**EXERCISE BRIEF**: Extract all lines from the data beneath that include the word "color".

(Excerpt from a dataset)

· · ·

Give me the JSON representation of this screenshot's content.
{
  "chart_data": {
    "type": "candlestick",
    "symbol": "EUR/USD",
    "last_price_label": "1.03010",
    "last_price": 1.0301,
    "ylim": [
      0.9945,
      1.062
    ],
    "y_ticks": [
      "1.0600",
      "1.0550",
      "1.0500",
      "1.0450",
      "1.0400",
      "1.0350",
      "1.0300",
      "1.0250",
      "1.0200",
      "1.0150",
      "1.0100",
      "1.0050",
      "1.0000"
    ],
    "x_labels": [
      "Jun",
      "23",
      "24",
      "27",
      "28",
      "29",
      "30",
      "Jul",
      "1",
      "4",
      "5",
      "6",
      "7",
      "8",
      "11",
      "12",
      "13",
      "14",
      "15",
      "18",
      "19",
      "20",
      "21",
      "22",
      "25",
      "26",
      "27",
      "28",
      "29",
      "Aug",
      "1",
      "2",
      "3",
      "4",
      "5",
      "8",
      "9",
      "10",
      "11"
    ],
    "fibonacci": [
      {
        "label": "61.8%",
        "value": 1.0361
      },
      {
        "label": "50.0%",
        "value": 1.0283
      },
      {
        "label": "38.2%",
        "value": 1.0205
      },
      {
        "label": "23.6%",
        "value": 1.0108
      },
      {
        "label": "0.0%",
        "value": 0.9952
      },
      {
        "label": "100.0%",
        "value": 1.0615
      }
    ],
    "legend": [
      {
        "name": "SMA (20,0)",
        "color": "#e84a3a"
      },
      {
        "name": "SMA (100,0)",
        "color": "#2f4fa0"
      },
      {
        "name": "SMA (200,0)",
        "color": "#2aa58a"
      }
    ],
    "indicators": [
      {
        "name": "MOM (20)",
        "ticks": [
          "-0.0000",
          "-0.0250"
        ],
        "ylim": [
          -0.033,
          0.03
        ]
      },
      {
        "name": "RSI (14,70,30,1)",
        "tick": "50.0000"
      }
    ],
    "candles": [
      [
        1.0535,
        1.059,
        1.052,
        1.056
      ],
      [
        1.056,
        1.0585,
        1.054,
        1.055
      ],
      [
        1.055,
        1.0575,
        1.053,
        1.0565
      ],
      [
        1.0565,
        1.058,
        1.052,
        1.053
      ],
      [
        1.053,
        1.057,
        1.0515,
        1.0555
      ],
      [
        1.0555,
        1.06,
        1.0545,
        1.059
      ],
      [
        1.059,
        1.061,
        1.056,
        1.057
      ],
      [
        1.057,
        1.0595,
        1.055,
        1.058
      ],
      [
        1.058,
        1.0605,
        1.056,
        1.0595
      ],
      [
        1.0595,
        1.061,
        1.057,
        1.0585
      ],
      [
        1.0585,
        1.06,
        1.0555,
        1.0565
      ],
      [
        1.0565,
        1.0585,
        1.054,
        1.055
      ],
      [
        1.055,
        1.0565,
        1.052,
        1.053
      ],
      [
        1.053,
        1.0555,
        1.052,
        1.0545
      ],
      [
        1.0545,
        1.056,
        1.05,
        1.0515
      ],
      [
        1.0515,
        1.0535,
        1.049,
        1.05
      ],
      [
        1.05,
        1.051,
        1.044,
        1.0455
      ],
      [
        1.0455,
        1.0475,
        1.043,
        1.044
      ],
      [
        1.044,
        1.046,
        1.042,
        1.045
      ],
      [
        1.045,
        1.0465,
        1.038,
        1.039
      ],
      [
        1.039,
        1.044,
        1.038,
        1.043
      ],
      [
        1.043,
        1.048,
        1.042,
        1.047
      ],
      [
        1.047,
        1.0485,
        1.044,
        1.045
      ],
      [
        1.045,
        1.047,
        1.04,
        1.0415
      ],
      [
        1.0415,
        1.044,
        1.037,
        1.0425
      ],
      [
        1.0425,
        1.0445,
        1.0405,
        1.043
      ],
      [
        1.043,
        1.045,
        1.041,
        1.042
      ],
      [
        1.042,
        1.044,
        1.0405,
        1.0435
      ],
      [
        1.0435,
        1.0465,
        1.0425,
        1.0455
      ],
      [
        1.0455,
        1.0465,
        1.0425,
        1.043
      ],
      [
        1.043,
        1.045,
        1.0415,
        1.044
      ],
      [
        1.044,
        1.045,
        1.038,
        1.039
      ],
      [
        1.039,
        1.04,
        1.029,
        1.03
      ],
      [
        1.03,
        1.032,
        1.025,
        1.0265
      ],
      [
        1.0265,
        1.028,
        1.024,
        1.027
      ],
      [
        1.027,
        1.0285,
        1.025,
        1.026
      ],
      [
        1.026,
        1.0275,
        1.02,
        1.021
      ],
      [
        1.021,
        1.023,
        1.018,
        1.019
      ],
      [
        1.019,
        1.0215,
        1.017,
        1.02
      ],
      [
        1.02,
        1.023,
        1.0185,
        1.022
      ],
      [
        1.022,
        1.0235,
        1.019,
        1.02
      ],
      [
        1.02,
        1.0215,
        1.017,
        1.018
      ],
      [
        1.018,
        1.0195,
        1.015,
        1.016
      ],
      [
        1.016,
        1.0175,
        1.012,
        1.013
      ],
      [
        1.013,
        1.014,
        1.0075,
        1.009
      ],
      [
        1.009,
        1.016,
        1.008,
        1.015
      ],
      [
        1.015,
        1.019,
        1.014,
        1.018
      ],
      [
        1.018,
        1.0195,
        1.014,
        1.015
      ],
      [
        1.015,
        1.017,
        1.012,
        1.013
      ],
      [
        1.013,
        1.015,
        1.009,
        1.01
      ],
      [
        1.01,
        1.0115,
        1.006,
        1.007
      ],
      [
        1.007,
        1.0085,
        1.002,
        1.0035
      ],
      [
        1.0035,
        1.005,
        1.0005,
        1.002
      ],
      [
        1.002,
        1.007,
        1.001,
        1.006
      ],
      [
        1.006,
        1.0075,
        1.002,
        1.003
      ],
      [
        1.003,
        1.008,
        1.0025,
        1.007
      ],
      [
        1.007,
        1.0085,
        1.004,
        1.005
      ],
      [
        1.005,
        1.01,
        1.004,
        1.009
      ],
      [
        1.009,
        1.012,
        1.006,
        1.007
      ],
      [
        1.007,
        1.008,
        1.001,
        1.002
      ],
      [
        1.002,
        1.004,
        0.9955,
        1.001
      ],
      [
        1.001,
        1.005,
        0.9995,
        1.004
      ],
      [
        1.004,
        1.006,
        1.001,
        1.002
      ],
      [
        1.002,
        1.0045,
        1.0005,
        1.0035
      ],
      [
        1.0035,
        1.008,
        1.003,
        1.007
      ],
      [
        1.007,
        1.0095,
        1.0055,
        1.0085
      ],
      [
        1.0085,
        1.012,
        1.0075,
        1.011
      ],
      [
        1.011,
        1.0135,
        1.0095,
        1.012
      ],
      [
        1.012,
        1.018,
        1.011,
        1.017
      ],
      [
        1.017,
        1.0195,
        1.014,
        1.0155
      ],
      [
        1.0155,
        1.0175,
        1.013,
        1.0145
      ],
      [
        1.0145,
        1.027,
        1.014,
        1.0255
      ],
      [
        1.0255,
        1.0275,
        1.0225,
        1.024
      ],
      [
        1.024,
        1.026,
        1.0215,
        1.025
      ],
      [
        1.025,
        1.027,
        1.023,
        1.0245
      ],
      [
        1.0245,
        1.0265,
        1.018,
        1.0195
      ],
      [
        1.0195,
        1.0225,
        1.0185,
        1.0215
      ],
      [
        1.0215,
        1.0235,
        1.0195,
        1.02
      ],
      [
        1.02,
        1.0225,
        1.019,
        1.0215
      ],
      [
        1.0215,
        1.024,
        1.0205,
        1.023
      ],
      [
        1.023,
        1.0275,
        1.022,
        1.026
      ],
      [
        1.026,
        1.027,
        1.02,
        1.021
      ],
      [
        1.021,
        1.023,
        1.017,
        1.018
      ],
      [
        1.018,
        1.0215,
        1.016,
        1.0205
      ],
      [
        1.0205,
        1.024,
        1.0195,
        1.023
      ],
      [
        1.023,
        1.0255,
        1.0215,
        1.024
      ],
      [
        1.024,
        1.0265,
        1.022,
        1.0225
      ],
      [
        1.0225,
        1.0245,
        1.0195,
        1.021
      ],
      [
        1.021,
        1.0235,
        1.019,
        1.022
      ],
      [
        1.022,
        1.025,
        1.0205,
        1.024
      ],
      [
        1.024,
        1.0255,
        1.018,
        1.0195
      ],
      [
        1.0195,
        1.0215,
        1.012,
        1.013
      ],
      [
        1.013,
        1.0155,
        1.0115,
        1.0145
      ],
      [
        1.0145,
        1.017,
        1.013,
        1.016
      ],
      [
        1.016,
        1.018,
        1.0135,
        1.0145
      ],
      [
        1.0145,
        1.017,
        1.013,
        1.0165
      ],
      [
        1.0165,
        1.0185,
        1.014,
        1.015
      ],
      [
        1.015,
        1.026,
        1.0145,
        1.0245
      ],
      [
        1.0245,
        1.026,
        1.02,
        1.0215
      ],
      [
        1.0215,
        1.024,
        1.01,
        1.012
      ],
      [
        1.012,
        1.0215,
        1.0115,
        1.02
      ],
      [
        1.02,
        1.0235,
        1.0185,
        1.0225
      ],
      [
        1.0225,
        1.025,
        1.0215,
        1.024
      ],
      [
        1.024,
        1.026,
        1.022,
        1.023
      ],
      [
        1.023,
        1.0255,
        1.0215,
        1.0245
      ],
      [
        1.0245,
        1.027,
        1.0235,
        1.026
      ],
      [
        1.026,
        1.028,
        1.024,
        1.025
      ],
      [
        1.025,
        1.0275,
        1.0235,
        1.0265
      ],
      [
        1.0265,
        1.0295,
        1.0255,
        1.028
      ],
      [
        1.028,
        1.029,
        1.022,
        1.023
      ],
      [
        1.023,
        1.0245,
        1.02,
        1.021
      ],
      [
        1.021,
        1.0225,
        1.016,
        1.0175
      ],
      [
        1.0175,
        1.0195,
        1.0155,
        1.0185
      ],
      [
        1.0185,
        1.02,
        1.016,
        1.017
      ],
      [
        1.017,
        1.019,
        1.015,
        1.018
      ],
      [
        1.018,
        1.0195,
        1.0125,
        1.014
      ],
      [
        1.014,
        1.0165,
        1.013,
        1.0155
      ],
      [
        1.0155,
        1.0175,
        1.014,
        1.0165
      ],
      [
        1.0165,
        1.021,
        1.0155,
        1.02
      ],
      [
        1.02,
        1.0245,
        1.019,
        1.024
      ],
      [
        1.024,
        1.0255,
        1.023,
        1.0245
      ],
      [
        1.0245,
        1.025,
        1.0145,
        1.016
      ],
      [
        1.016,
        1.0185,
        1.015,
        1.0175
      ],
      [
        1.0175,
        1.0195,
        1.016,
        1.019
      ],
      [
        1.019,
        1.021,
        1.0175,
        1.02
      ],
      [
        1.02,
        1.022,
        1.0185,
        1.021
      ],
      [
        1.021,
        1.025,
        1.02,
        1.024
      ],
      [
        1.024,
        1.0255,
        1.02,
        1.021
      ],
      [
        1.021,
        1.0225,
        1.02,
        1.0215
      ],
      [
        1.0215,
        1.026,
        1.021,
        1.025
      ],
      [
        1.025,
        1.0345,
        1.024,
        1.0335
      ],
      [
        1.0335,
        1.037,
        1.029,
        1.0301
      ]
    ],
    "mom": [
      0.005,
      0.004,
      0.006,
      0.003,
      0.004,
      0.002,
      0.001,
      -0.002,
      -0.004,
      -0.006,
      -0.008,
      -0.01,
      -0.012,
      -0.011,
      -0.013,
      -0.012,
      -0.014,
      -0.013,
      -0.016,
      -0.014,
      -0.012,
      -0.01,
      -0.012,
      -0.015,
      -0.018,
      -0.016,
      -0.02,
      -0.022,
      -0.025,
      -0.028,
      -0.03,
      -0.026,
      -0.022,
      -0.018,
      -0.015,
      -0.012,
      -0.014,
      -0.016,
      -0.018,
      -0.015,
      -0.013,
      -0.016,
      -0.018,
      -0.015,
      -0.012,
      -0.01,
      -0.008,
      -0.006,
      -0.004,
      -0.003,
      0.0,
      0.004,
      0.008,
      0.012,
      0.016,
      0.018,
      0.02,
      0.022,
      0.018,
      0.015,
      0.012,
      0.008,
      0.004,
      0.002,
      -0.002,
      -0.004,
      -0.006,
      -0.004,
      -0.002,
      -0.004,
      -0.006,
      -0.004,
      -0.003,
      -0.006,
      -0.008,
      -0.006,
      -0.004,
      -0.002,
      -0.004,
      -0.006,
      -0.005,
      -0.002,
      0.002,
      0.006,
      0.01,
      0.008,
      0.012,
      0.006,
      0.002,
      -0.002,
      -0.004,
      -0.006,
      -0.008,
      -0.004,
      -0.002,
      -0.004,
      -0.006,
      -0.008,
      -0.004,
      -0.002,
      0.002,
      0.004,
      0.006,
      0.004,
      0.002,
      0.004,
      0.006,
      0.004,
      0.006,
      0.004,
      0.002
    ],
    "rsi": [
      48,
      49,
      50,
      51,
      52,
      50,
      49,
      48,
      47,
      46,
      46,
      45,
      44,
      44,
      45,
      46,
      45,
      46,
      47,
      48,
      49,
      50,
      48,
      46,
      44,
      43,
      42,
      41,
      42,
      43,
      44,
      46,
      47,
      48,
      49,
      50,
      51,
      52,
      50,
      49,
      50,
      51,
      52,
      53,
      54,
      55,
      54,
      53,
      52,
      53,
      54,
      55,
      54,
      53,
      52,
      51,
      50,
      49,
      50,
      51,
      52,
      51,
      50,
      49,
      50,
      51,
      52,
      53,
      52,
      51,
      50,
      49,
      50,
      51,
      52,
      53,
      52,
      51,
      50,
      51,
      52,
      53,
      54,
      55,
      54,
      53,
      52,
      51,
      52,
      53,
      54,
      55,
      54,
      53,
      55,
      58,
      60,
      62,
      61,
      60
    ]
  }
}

· · ·

**WORKED SOLUTION**:
        "color": "#e84a3a"
        "color": "#2f4fa0"
        "color": "#2aa58a"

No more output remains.